* Short problem
List all lines of the data that include the string "Enter".

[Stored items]

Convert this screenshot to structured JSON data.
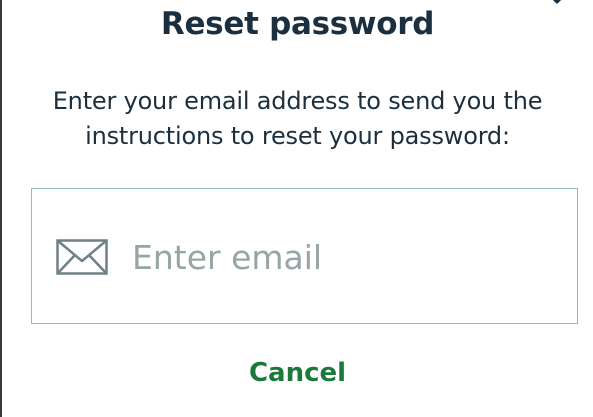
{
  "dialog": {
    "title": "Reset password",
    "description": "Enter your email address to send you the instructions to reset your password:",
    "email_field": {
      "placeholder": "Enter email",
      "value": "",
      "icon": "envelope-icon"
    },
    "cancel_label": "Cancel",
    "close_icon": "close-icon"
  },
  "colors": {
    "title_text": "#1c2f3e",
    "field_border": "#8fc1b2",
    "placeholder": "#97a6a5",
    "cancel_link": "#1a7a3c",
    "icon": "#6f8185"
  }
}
--
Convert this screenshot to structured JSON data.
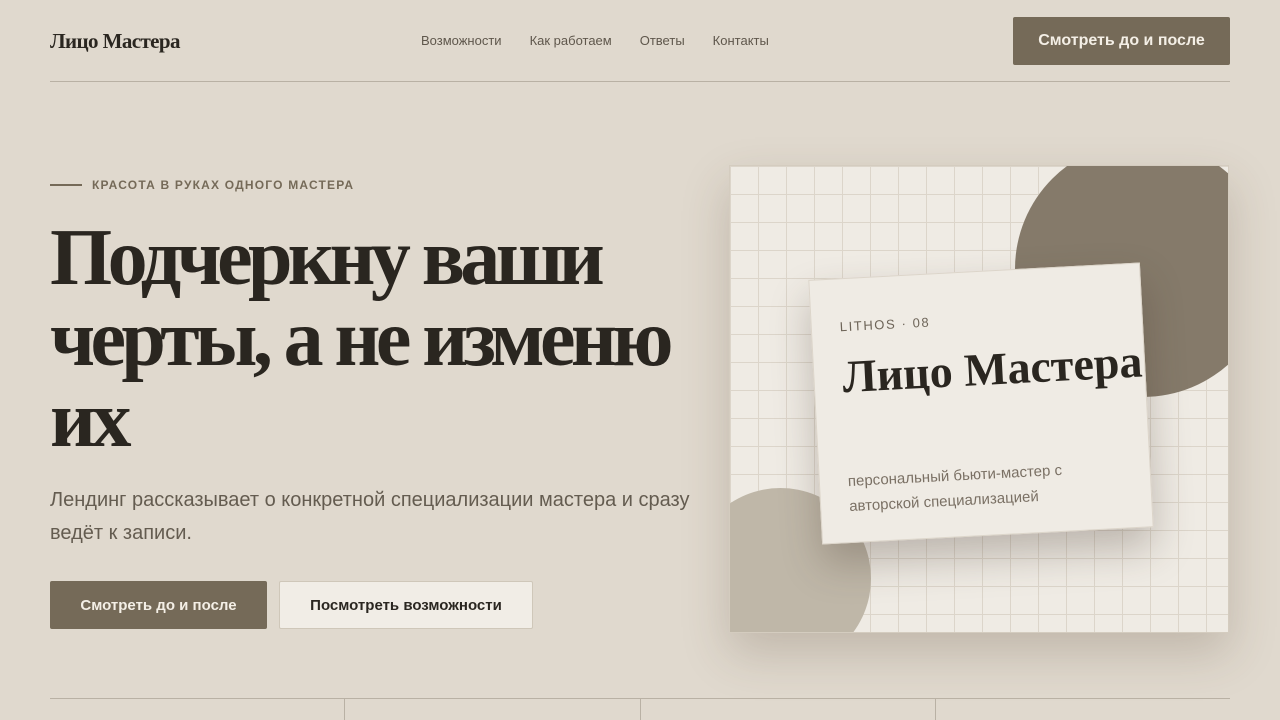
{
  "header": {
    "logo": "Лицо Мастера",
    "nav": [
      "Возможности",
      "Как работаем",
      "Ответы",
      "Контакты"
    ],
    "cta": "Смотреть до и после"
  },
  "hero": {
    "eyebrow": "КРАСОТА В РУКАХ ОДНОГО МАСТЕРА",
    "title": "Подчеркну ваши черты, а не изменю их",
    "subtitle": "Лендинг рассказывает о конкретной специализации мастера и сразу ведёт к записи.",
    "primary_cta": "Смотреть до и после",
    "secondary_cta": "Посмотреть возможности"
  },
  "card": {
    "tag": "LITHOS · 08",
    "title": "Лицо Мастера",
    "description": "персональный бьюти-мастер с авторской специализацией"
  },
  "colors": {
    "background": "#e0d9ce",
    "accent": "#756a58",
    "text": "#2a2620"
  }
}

* Exercise result
    "description": "Enter your email address to send you the instructions to reset your password:",
      "placeholder": "Enter email",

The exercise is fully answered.